Your goal: Return only this: the line with "Decode this image" and all the lines that follow it below, through the final one, exactly as they are.

*****

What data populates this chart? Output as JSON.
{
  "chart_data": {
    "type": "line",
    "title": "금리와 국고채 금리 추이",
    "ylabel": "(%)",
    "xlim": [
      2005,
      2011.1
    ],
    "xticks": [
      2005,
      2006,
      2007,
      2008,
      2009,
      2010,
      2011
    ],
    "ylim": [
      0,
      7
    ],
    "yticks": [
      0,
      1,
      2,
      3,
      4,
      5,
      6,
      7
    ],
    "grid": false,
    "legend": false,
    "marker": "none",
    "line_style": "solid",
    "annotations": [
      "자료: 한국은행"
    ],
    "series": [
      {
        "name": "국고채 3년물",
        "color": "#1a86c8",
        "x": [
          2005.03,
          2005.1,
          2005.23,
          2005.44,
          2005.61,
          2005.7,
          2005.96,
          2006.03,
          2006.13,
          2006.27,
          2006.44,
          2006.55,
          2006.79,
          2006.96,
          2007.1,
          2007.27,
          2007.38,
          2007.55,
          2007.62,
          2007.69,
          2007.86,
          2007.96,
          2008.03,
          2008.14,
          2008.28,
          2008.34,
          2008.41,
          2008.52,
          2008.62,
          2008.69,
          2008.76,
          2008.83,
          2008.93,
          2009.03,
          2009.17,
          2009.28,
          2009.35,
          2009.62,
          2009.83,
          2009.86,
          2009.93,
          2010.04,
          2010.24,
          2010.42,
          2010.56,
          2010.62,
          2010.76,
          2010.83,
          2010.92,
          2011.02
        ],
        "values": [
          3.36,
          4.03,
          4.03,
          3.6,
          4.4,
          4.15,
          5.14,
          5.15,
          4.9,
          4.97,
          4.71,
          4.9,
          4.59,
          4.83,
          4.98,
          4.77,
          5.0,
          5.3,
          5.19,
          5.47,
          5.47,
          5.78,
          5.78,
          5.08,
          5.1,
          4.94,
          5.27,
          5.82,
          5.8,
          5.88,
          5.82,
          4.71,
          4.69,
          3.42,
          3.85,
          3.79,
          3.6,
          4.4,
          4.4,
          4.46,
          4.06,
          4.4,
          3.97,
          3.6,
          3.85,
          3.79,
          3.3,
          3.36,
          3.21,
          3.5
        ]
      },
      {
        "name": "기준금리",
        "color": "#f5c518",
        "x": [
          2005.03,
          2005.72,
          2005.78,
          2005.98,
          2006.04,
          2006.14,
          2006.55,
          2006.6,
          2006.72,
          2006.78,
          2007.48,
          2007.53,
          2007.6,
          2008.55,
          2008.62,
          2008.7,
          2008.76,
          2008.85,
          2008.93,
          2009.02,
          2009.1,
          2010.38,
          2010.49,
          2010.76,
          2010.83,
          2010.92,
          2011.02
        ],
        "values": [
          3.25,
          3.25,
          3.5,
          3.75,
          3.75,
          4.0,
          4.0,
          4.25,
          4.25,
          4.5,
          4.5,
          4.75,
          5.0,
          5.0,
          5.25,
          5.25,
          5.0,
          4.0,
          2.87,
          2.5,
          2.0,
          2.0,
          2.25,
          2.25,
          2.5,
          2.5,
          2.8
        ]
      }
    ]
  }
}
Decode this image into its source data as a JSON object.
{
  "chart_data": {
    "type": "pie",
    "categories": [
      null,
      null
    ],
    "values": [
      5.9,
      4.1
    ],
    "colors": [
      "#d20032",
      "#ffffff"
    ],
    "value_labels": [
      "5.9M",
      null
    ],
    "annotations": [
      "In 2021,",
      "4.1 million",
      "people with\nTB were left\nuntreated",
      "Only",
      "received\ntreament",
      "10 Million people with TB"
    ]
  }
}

*****

Response to this task:
Decode this image into its source data as a JSON object.
{
  "chart_data": {
    "type": "pie",
    "categories": [
      null,
      null
    ],
    "values": [
      5.9,
      4.1
    ],
    "colors": [
      "#d20032",
      "#ffffff"
    ],
    "value_labels": [
      "5.9M",
      null
    ],
    "annotations": [
      "In 2021,",
      "4.1 million",
      "people with\nTB were left\nuntreated",
      "Only",
      "received\ntreament",
      "10 Million people with TB"
    ]
  }
}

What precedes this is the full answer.